- _To do_: Go through the listing and return every line with "title" in it.

╔══

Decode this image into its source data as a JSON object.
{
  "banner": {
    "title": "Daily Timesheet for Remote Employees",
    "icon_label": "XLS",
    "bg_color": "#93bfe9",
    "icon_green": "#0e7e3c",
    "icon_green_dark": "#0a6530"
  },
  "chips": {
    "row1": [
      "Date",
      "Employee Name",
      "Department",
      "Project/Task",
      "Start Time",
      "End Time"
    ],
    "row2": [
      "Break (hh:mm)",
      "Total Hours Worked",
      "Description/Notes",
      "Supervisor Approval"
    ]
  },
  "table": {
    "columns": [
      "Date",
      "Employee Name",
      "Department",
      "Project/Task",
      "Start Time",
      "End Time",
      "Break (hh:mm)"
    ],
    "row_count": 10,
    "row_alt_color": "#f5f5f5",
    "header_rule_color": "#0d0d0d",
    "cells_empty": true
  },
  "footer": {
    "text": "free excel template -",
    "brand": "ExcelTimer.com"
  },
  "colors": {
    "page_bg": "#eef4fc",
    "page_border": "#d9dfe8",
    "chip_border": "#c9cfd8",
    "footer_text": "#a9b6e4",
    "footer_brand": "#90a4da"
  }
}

╚══
╔══

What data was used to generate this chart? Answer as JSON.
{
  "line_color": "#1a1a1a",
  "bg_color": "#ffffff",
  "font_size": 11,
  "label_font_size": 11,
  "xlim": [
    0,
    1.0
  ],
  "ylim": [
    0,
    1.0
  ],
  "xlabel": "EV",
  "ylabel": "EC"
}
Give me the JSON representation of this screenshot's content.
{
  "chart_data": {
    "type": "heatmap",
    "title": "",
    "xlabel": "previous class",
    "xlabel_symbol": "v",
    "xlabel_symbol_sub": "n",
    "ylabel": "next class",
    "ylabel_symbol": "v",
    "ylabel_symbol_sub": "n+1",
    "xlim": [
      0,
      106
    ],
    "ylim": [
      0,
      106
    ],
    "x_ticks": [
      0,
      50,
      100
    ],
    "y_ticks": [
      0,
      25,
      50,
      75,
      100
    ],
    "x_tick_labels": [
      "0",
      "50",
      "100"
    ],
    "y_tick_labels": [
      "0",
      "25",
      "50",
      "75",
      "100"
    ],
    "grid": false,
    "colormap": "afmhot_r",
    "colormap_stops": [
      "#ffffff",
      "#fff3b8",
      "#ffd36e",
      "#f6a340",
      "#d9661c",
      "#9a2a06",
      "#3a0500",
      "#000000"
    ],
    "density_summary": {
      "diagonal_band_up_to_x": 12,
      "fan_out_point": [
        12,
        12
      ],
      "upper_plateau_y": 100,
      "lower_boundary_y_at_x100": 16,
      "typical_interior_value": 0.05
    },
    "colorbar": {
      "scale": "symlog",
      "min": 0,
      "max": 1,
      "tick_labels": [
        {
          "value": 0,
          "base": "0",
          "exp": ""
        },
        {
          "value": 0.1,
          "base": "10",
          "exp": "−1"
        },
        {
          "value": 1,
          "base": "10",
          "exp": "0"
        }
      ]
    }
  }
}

╚══

- _Response to this task_:
    "title": "Daily Timesheet for Remote Employees",
    "title": "",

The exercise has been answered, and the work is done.